▶ [PROBLEM STATEMENT]: Retype each line exactly. Skip images.

▶ [RECORDED DATA]:
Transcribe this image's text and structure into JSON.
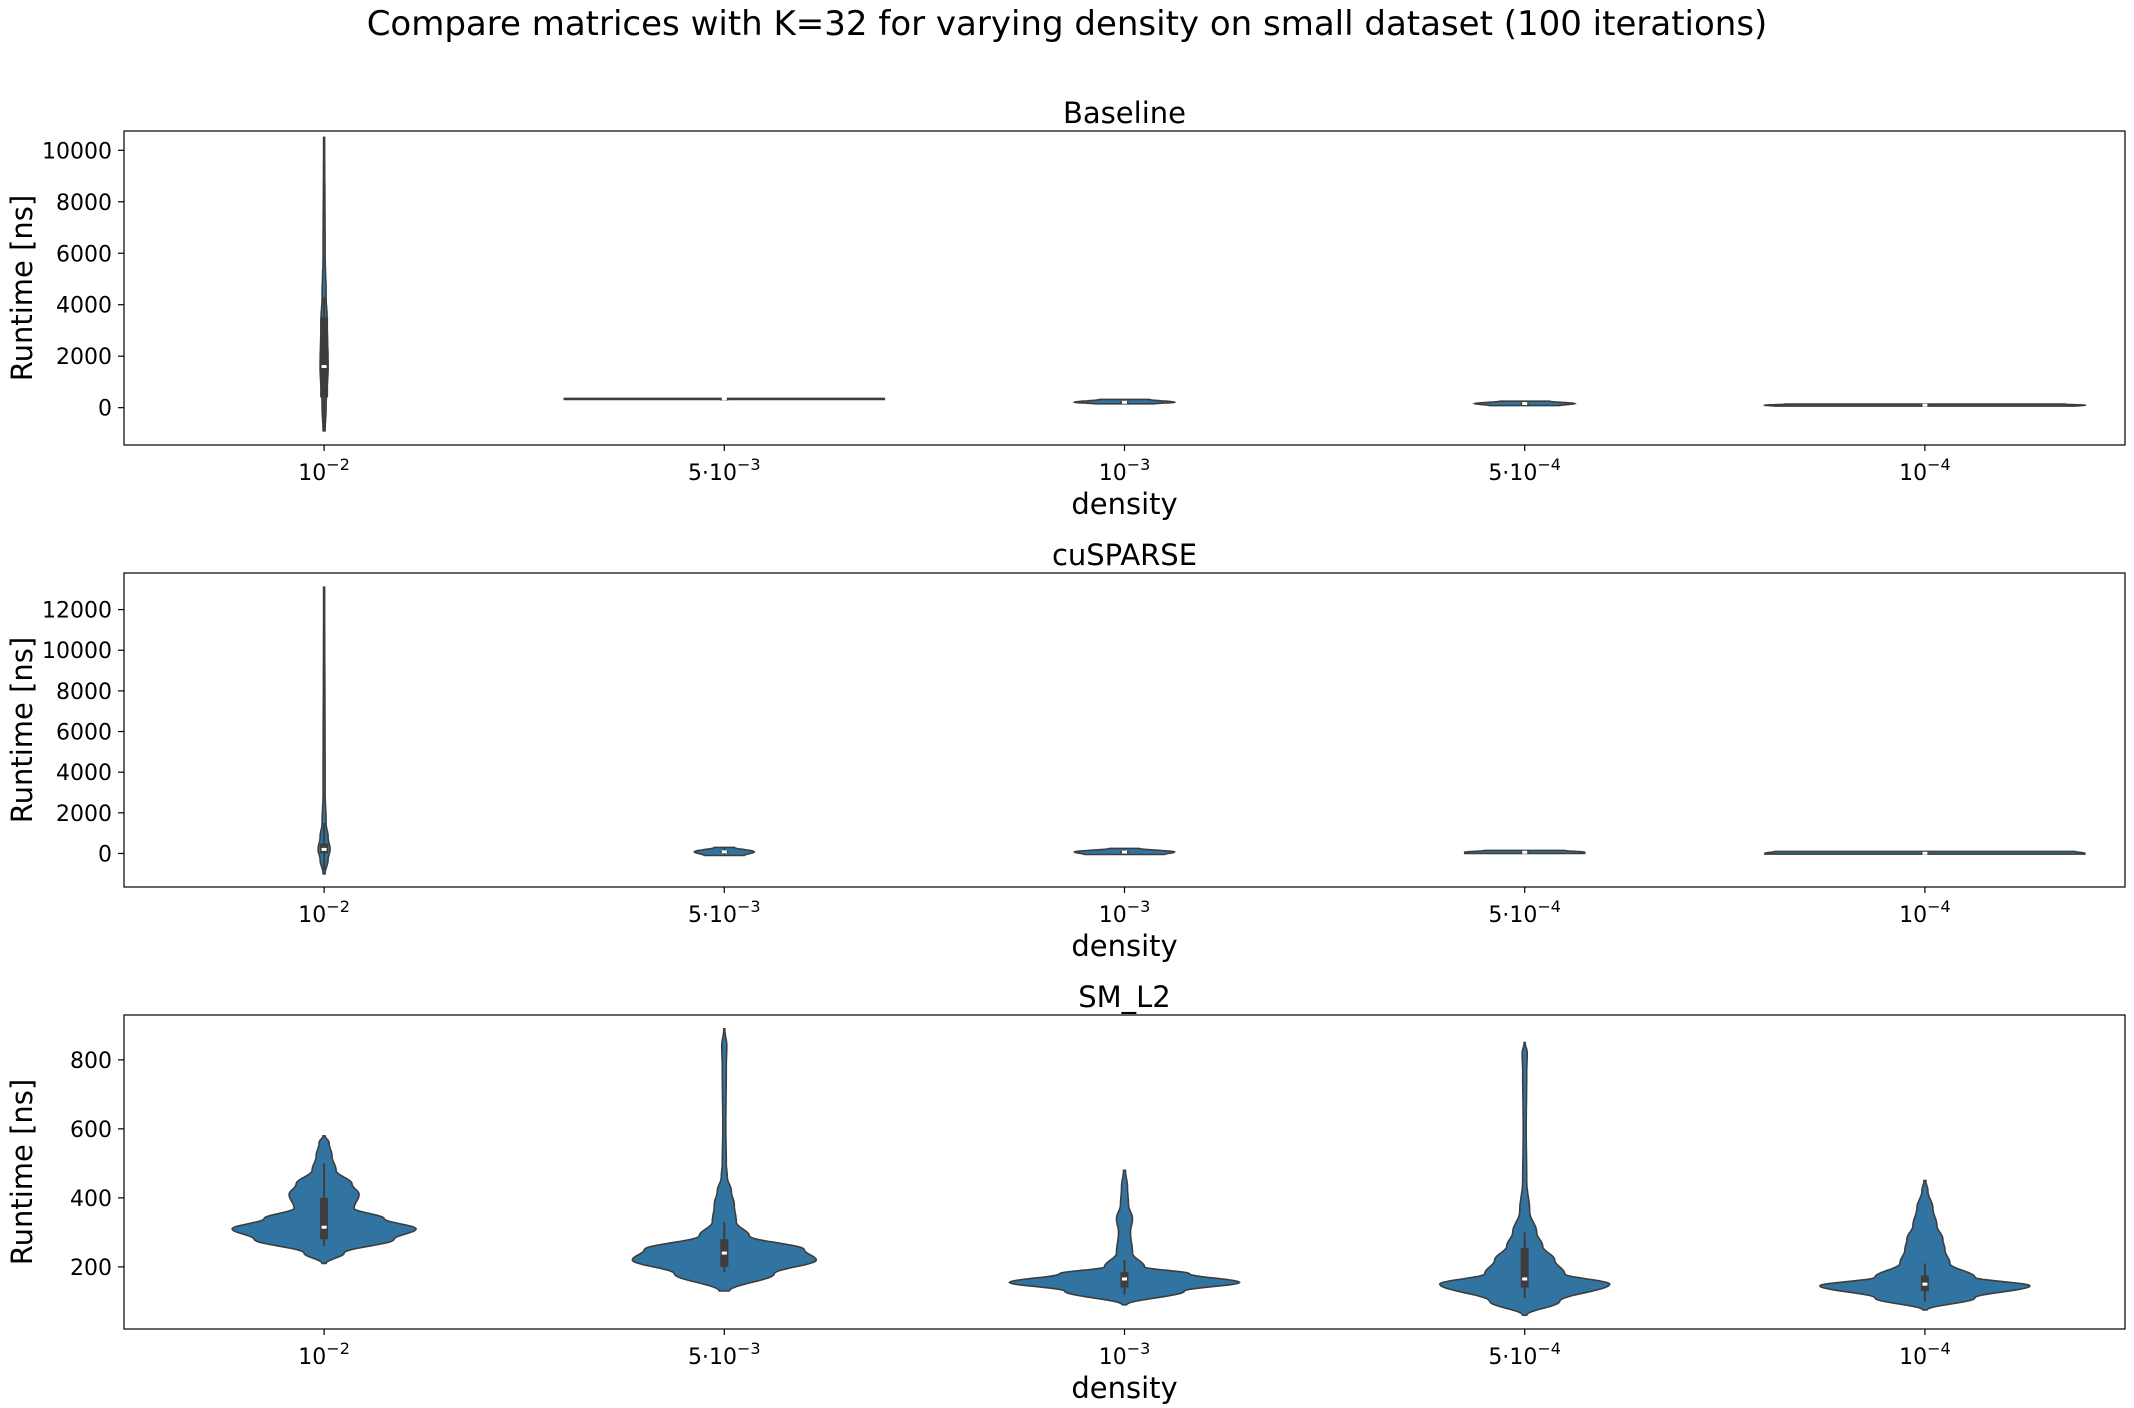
{
  "suptitle": "Compare matrices with K=32 for varying density on small dataset (100 iterations)",
  "chart_data": {
    "type": "violin",
    "xlabel": "density",
    "ylabel": "Runtime [ns]",
    "categories": [
      {
        "base": "10",
        "exp": "−2",
        "prefix": ""
      },
      {
        "base": "10",
        "exp": "−3",
        "prefix": "5⋅"
      },
      {
        "base": "10",
        "exp": "−3",
        "prefix": ""
      },
      {
        "base": "10",
        "exp": "−4",
        "prefix": "5⋅"
      },
      {
        "base": "10",
        "exp": "−4",
        "prefix": ""
      }
    ],
    "violin_color": "#3274a1",
    "panels": [
      {
        "title": "Baseline",
        "ylim": [
          -1450,
          10750
        ],
        "yticks": [
          0,
          2000,
          4000,
          6000,
          8000,
          10000
        ],
        "violins": [
          {
            "min": -900,
            "max": 10500,
            "q1": 400,
            "median": 1600,
            "q3": 3500,
            "whisker_low": -900,
            "whisker_high": 4300,
            "profile": [
              [
                -900,
                1
              ],
              [
                0,
                2
              ],
              [
                1600,
                4
              ],
              [
                3500,
                3
              ],
              [
                4300,
                2
              ],
              [
                6000,
                1
              ],
              [
                10500,
                0.5
              ]
            ]
          },
          {
            "min": 320,
            "max": 360,
            "q1": 335,
            "median": 345,
            "q3": 355,
            "whisker_low": 320,
            "whisker_high": 360,
            "profile": [
              [
                320,
                160
              ],
              [
                340,
                160
              ],
              [
                360,
                160
              ]
            ]
          },
          {
            "min": 150,
            "max": 320,
            "q1": 180,
            "median": 210,
            "q3": 250,
            "whisker_low": 150,
            "whisker_high": 320,
            "profile": [
              [
                150,
                30
              ],
              [
                210,
                50
              ],
              [
                320,
                25
              ]
            ]
          },
          {
            "min": 80,
            "max": 250,
            "q1": 120,
            "median": 160,
            "q3": 200,
            "whisker_low": 80,
            "whisker_high": 250,
            "profile": [
              [
                80,
                35
              ],
              [
                160,
                50
              ],
              [
                250,
                25
              ]
            ]
          },
          {
            "min": 60,
            "max": 140,
            "q1": 80,
            "median": 95,
            "q3": 110,
            "whisker_low": 60,
            "whisker_high": 140,
            "profile": [
              [
                60,
                150
              ],
              [
                95,
                160
              ],
              [
                140,
                140
              ]
            ]
          }
        ]
      },
      {
        "title": "cuSPARSE",
        "ylim": [
          -1650,
          13800
        ],
        "yticks": [
          0,
          2000,
          4000,
          6000,
          8000,
          10000,
          12000
        ],
        "violins": [
          {
            "min": -1000,
            "max": 13100,
            "q1": 0,
            "median": 200,
            "q3": 500,
            "whisker_low": -800,
            "whisker_high": 1500,
            "profile": [
              [
                -1000,
                1
              ],
              [
                -300,
                4
              ],
              [
                200,
                6
              ],
              [
                800,
                4
              ],
              [
                1500,
                2
              ],
              [
                3000,
                1
              ],
              [
                13100,
                0.5
              ]
            ]
          },
          {
            "min": -100,
            "max": 300,
            "q1": 30,
            "median": 80,
            "q3": 130,
            "whisker_low": -100,
            "whisker_high": 300,
            "profile": [
              [
                -100,
                20
              ],
              [
                80,
                30
              ],
              [
                300,
                10
              ]
            ]
          },
          {
            "min": -50,
            "max": 250,
            "q1": 30,
            "median": 70,
            "q3": 120,
            "whisker_low": -50,
            "whisker_high": 250,
            "profile": [
              [
                -50,
                40
              ],
              [
                70,
                50
              ],
              [
                250,
                15
              ]
            ]
          },
          {
            "min": 0,
            "max": 150,
            "q1": 30,
            "median": 60,
            "q3": 100,
            "whisker_low": 0,
            "whisker_high": 150,
            "profile": [
              [
                0,
                60
              ],
              [
                60,
                60
              ],
              [
                150,
                40
              ]
            ]
          },
          {
            "min": -30,
            "max": 100,
            "q1": 0,
            "median": 10,
            "q3": 30,
            "whisker_low": -30,
            "whisker_high": 100,
            "profile": [
              [
                -30,
                160
              ],
              [
                10,
                160
              ],
              [
                100,
                150
              ]
            ]
          }
        ]
      },
      {
        "title": "SM_L2",
        "ylim": [
          20,
          930
        ],
        "yticks": [
          200,
          400,
          600,
          800
        ],
        "violins": [
          {
            "min": 210,
            "max": 580,
            "q1": 280,
            "median": 315,
            "q3": 400,
            "whisker_low": 260,
            "whisker_high": 500,
            "profile": [
              [
                210,
                2
              ],
              [
                240,
                20
              ],
              [
                280,
                70
              ],
              [
                310,
                92
              ],
              [
                340,
                60
              ],
              [
                370,
                30
              ],
              [
                410,
                35
              ],
              [
                440,
                28
              ],
              [
                480,
                12
              ],
              [
                520,
                8
              ],
              [
                560,
                5
              ],
              [
                580,
                1
              ]
            ]
          },
          {
            "min": 130,
            "max": 890,
            "q1": 200,
            "median": 240,
            "q3": 280,
            "whisker_low": 185,
            "whisker_high": 330,
            "profile": [
              [
                130,
                5
              ],
              [
                180,
                50
              ],
              [
                220,
                92
              ],
              [
                250,
                80
              ],
              [
                290,
                25
              ],
              [
                330,
                12
              ],
              [
                380,
                10
              ],
              [
                420,
                7
              ],
              [
                460,
                3
              ],
              [
                500,
                2
              ],
              [
                600,
                1.5
              ],
              [
                780,
                2
              ],
              [
                840,
                2.5
              ],
              [
                890,
                0.5
              ]
            ]
          },
          {
            "min": 90,
            "max": 480,
            "q1": 140,
            "median": 165,
            "q3": 185,
            "whisker_low": 120,
            "whisker_high": 220,
            "profile": [
              [
                90,
                2
              ],
              [
                130,
                60
              ],
              [
                155,
                115
              ],
              [
                180,
                65
              ],
              [
                200,
                20
              ],
              [
                240,
                8
              ],
              [
                300,
                6
              ],
              [
                340,
                8
              ],
              [
                380,
                4
              ],
              [
                430,
                3
              ],
              [
                480,
                1
              ]
            ]
          },
          {
            "min": 60,
            "max": 850,
            "q1": 140,
            "median": 165,
            "q3": 255,
            "whisker_low": 110,
            "whisker_high": 300,
            "profile": [
              [
                60,
                2
              ],
              [
                100,
                35
              ],
              [
                150,
                85
              ],
              [
                180,
                40
              ],
              [
                220,
                30
              ],
              [
                260,
                18
              ],
              [
                300,
                12
              ],
              [
                360,
                5
              ],
              [
                450,
                2
              ],
              [
                600,
                1.5
              ],
              [
                760,
                2
              ],
              [
                820,
                2.5
              ],
              [
                850,
                0.5
              ]
            ]
          },
          {
            "min": 75,
            "max": 450,
            "q1": 130,
            "median": 150,
            "q3": 175,
            "whisker_low": 100,
            "whisker_high": 210,
            "profile": [
              [
                75,
                2
              ],
              [
                110,
                50
              ],
              [
                145,
                105
              ],
              [
                170,
                50
              ],
              [
                210,
                25
              ],
              [
                250,
                20
              ],
              [
                280,
                18
              ],
              [
                320,
                12
              ],
              [
                370,
                8
              ],
              [
                420,
                3
              ],
              [
                450,
                1
              ]
            ]
          }
        ]
      }
    ]
  }
}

▶ [CORRECT RESPONSE]:
Transcribe this image's text and structure into JSON.
{
  "suptitle": "Compare matrices with K=32 for varying density on small dataset (100 iterations)",
  "chart_data": {
    "type": "violin",
    "xlabel": "density",
    "ylabel": "Runtime [ns]",
    "categories": [
      {
        "base": "10",
        "exp": "−2",
        "prefix": ""
      },
      {
        "base": "10",
        "exp": "−3",
        "prefix": "5⋅"
      },
      {
        "base": "10",
        "exp": "−3",
        "prefix": ""
      },
      {
        "base": "10",
        "exp": "−4",
        "prefix": "5⋅"
      },
      {
        "base": "10",
        "exp": "−4",
        "prefix": ""
      }
    ],
    "violin_color": "#3274a1",
    "panels": [
      {
        "title": "Baseline",
        "ylim": [
          -1450,
          10750
        ],
        "yticks": [
          0,
          2000,
          4000,
          6000,
          8000,
          10000
        ],
        "violins": [
          {
            "min": -900,
            "max": 10500,
            "q1": 400,
            "median": 1600,
            "q3": 3500,
            "whisker_low": -900,
            "whisker_high": 4300,
            "profile": [
              [
                -900,
                1
              ],
              [
                0,
                2
              ],
              [
                1600,
                4
              ],
              [
                3500,
                3
              ],
              [
                4300,
                2
              ],
              [
                6000,
                1
              ],
              [
                10500,
                0.5
              ]
            ]
          },
          {
            "min": 320,
            "max": 360,
            "q1": 335,
            "median": 345,
            "q3": 355,
            "whisker_low": 320,
            "whisker_high": 360,
            "profile": [
              [
                320,
                160
              ],
              [
                340,
                160
              ],
              [
                360,
                160
              ]
            ]
          },
          {
            "min": 150,
            "max": 320,
            "q1": 180,
            "median": 210,
            "q3": 250,
            "whisker_low": 150,
            "whisker_high": 320,
            "profile": [
              [
                150,
                30
              ],
              [
                210,
                50
              ],
              [
                320,
                25
              ]
            ]
          },
          {
            "min": 80,
            "max": 250,
            "q1": 120,
            "median": 160,
            "q3": 200,
            "whisker_low": 80,
            "whisker_high": 250,
            "profile": [
              [
                80,
                35
              ],
              [
                160,
                50
              ],
              [
                250,
                25
              ]
            ]
          },
          {
            "min": 60,
            "max": 140,
            "q1": 80,
            "median": 95,
            "q3": 110,
            "whisker_low": 60,
            "whisker_high": 140,
            "profile": [
              [
                60,
                150
              ],
              [
                95,
                160
              ],
              [
                140,
                140
              ]
            ]
          }
        ]
      },
      {
        "title": "cuSPARSE",
        "ylim": [
          -1650,
          13800
        ],
        "yticks": [
          0,
          2000,
          4000,
          6000,
          8000,
          10000,
          12000
        ],
        "violins": [
          {
            "min": -1000,
            "max": 13100,
            "q1": 0,
            "median": 200,
            "q3": 500,
            "whisker_low": -800,
            "whisker_high": 1500,
            "profile": [
              [
                -1000,
                1
              ],
              [
                -300,
                4
              ],
              [
                200,
                6
              ],
              [
                800,
                4
              ],
              [
                1500,
                2
              ],
              [
                3000,
                1
              ],
              [
                13100,
                0.5
              ]
            ]
          },
          {
            "min": -100,
            "max": 300,
            "q1": 30,
            "median": 80,
            "q3": 130,
            "whisker_low": -100,
            "whisker_high": 300,
            "profile": [
              [
                -100,
                20
              ],
              [
                80,
                30
              ],
              [
                300,
                10
              ]
            ]
          },
          {
            "min": -50,
            "max": 250,
            "q1": 30,
            "median": 70,
            "q3": 120,
            "whisker_low": -50,
            "whisker_high": 250,
            "profile": [
              [
                -50,
                40
              ],
              [
                70,
                50
              ],
              [
                250,
                15
              ]
            ]
          },
          {
            "min": 0,
            "max": 150,
            "q1": 30,
            "median": 60,
            "q3": 100,
            "whisker_low": 0,
            "whisker_high": 150,
            "profile": [
              [
                0,
                60
              ],
              [
                60,
                60
              ],
              [
                150,
                40
              ]
            ]
          },
          {
            "min": -30,
            "max": 100,
            "q1": 0,
            "median": 10,
            "q3": 30,
            "whisker_low": -30,
            "whisker_high": 100,
            "profile": [
              [
                -30,
                160
              ],
              [
                10,
                160
              ],
              [
                100,
                150
              ]
            ]
          }
        ]
      },
      {
        "title": "SM_L2",
        "ylim": [
          20,
          930
        ],
        "yticks": [
          200,
          400,
          600,
          800
        ],
        "violins": [
          {
            "min": 210,
            "max": 580,
            "q1": 280,
            "median": 315,
            "q3": 400,
            "whisker_low": 260,
            "whisker_high": 500,
            "profile": [
              [
                210,
                2
              ],
              [
                240,
                20
              ],
              [
                280,
                70
              ],
              [
                310,
                92
              ],
              [
                340,
                60
              ],
              [
                370,
                30
              ],
              [
                410,
                35
              ],
              [
                440,
                28
              ],
              [
                480,
                12
              ],
              [
                520,
                8
              ],
              [
                560,
                5
              ],
              [
                580,
                1
              ]
            ]
          },
          {
            "min": 130,
            "max": 890,
            "q1": 200,
            "median": 240,
            "q3": 280,
            "whisker_low": 185,
            "whisker_high": 330,
            "profile": [
              [
                130,
                5
              ],
              [
                180,
                50
              ],
              [
                220,
                92
              ],
              [
                250,
                80
              ],
              [
                290,
                25
              ],
              [
                330,
                12
              ],
              [
                380,
                10
              ],
              [
                420,
                7
              ],
              [
                460,
                3
              ],
              [
                500,
                2
              ],
              [
                600,
                1.5
              ],
              [
                780,
                2
              ],
              [
                840,
                2.5
              ],
              [
                890,
                0.5
              ]
            ]
          },
          {
            "min": 90,
            "max": 480,
            "q1": 140,
            "median": 165,
            "q3": 185,
            "whisker_low": 120,
            "whisker_high": 220,
            "profile": [
              [
                90,
                2
              ],
              [
                130,
                60
              ],
              [
                155,
                115
              ],
              [
                180,
                65
              ],
              [
                200,
                20
              ],
              [
                240,
                8
              ],
              [
                300,
                6
              ],
              [
                340,
                8
              ],
              [
                380,
                4
              ],
              [
                430,
                3
              ],
              [
                480,
                1
              ]
            ]
          },
          {
            "min": 60,
            "max": 850,
            "q1": 140,
            "median": 165,
            "q3": 255,
            "whisker_low": 110,
            "whisker_high": 300,
            "profile": [
              [
                60,
                2
              ],
              [
                100,
                35
              ],
              [
                150,
                85
              ],
              [
                180,
                40
              ],
              [
                220,
                30
              ],
              [
                260,
                18
              ],
              [
                300,
                12
              ],
              [
                360,
                5
              ],
              [
                450,
                2
              ],
              [
                600,
                1.5
              ],
              [
                760,
                2
              ],
              [
                820,
                2.5
              ],
              [
                850,
                0.5
              ]
            ]
          },
          {
            "min": 75,
            "max": 450,
            "q1": 130,
            "median": 150,
            "q3": 175,
            "whisker_low": 100,
            "whisker_high": 210,
            "profile": [
              [
                75,
                2
              ],
              [
                110,
                50
              ],
              [
                145,
                105
              ],
              [
                170,
                50
              ],
              [
                210,
                25
              ],
              [
                250,
                20
              ],
              [
                280,
                18
              ],
              [
                320,
                12
              ],
              [
                370,
                8
              ],
              [
                420,
                3
              ],
              [
                450,
                1
              ]
            ]
          }
        ]
      }
    ]
  }
}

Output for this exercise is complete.